VOTRE TÂCHE – Recopiez telles quelles les lignes de la liste, depuis son début jusqu'à la ligne contenant "series-roi [221,125,2050,1053]", celle-ci comprise.

++++ DONNÉES EXTRAITES ++++

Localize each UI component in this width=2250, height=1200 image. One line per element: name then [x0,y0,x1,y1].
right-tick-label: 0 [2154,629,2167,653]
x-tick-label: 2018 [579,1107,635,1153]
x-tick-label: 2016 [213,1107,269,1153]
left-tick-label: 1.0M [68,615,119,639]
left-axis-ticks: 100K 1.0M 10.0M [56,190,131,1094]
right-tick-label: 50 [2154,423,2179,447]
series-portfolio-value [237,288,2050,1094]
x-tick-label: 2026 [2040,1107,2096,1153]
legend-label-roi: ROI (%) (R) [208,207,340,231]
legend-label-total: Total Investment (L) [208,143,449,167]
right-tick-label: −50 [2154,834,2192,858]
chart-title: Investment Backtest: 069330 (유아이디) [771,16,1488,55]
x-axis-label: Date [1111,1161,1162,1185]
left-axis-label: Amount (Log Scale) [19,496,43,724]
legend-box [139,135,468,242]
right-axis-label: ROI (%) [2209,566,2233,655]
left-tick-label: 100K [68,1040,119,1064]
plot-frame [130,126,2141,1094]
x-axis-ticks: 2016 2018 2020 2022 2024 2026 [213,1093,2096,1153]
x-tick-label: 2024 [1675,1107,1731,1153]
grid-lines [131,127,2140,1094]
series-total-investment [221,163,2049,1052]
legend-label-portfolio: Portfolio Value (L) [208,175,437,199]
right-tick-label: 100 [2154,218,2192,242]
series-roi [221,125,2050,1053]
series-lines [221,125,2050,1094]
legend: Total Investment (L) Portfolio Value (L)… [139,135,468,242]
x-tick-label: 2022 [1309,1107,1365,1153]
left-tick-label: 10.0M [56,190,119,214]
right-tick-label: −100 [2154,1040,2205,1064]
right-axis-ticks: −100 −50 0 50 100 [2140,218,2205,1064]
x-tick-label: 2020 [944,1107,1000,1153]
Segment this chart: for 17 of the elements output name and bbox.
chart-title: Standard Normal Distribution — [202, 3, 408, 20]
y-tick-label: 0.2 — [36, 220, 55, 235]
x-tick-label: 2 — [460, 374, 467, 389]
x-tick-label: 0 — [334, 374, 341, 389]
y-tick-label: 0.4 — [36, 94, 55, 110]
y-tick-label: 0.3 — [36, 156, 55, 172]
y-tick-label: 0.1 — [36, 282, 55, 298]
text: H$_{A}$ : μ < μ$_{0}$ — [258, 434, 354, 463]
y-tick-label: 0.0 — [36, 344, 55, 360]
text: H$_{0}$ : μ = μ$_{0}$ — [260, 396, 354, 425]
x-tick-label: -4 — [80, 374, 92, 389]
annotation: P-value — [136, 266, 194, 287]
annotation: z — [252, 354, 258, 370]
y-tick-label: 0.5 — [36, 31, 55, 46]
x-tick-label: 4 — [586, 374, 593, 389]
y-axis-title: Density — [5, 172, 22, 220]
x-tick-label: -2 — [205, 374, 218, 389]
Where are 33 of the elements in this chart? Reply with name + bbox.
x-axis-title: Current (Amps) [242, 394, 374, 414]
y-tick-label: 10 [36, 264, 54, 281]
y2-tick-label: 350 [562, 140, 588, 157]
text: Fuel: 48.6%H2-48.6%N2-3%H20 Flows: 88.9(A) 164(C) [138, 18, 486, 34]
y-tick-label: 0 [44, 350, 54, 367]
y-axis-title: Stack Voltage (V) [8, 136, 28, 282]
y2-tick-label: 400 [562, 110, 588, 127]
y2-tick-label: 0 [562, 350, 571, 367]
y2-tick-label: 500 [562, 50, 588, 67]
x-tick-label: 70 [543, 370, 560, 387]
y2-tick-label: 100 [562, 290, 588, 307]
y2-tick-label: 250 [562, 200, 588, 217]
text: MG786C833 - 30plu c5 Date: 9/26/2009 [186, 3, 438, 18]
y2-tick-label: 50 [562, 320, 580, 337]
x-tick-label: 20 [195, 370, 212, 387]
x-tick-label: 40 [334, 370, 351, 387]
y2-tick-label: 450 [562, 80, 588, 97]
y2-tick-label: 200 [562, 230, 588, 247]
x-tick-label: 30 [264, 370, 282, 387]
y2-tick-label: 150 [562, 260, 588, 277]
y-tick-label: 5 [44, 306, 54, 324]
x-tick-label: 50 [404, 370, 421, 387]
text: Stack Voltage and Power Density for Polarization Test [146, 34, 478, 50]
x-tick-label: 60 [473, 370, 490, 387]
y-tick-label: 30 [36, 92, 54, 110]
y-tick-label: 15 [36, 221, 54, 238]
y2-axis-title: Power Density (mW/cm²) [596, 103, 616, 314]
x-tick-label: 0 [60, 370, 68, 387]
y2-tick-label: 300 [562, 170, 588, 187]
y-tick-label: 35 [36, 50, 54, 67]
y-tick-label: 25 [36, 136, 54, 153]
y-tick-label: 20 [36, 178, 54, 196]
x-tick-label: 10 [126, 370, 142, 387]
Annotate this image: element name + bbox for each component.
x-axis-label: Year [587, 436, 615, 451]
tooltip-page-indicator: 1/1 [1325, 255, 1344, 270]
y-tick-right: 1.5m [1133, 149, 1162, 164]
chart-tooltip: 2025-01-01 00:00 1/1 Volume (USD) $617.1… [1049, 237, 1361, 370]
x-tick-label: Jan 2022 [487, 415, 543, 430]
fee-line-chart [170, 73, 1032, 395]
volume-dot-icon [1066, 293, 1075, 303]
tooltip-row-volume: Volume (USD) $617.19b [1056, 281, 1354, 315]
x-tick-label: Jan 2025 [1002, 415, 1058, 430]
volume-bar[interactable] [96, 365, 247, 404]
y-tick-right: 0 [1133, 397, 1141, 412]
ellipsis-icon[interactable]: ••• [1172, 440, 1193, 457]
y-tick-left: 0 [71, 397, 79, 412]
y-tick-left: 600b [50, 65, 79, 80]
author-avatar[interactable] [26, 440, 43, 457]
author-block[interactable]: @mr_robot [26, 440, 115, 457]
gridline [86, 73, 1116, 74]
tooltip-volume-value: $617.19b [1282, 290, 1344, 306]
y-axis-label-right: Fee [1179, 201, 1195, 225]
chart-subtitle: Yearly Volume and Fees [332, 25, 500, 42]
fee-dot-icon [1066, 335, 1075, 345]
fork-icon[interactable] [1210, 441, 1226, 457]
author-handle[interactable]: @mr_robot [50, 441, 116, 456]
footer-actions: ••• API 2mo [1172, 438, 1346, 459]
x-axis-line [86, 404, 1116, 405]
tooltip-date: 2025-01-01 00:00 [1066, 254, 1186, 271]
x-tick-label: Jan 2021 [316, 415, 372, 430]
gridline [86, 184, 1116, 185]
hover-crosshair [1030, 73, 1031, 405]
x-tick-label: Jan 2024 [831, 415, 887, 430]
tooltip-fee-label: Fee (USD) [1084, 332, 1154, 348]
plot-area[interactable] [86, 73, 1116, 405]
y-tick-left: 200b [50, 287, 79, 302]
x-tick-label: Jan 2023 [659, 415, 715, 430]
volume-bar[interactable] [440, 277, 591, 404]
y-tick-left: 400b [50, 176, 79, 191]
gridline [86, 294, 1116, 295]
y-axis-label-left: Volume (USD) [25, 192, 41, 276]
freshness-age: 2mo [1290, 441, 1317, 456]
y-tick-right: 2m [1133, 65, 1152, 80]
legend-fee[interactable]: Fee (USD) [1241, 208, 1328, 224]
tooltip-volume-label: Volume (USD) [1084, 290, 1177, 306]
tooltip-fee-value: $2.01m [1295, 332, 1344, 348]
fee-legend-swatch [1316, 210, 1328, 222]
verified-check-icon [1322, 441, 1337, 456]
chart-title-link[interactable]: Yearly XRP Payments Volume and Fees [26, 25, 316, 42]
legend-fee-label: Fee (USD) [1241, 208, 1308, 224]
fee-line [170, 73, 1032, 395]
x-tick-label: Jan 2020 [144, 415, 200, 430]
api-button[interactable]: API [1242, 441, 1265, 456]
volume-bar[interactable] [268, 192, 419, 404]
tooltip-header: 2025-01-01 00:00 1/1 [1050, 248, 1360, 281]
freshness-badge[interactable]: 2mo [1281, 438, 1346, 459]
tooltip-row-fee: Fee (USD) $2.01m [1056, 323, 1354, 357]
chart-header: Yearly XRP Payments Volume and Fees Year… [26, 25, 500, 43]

++++

RÉSULTAT –
Localize each UI component in this width=2250, height=1200 image. One line per element: name then [x0,y0,x1,y1].
right-tick-label: 0 [2154,629,2167,653]
x-tick-label: 2018 [579,1107,635,1153]
x-tick-label: 2016 [213,1107,269,1153]
left-tick-label: 1.0M [68,615,119,639]
left-axis-ticks: 100K 1.0M 10.0M [56,190,131,1094]
right-tick-label: 50 [2154,423,2179,447]
series-portfolio-value [237,288,2050,1094]
x-tick-label: 2026 [2040,1107,2096,1153]
legend-label-roi: ROI (%) (R) [208,207,340,231]
legend-label-total: Total Investment (L) [208,143,449,167]
right-tick-label: −50 [2154,834,2192,858]
chart-title: Investment Backtest: 069330 (유아이디) [771,16,1488,55]
x-axis-label: Date [1111,1161,1162,1185]
left-axis-label: Amount (Log Scale) [19,496,43,724]
legend-box [139,135,468,242]
right-axis-label: ROI (%) [2209,566,2233,655]
left-tick-label: 100K [68,1040,119,1064]
plot-frame [130,126,2141,1094]
x-axis-ticks: 2016 2018 2020 2022 2024 2026 [213,1093,2096,1153]
x-tick-label: 2024 [1675,1107,1731,1153]
grid-lines [131,127,2140,1094]
series-total-investment [221,163,2049,1052]
legend-label-portfolio: Portfolio Value (L) [208,175,437,199]
right-tick-label: 100 [2154,218,2192,242]
series-roi [221,125,2050,1053]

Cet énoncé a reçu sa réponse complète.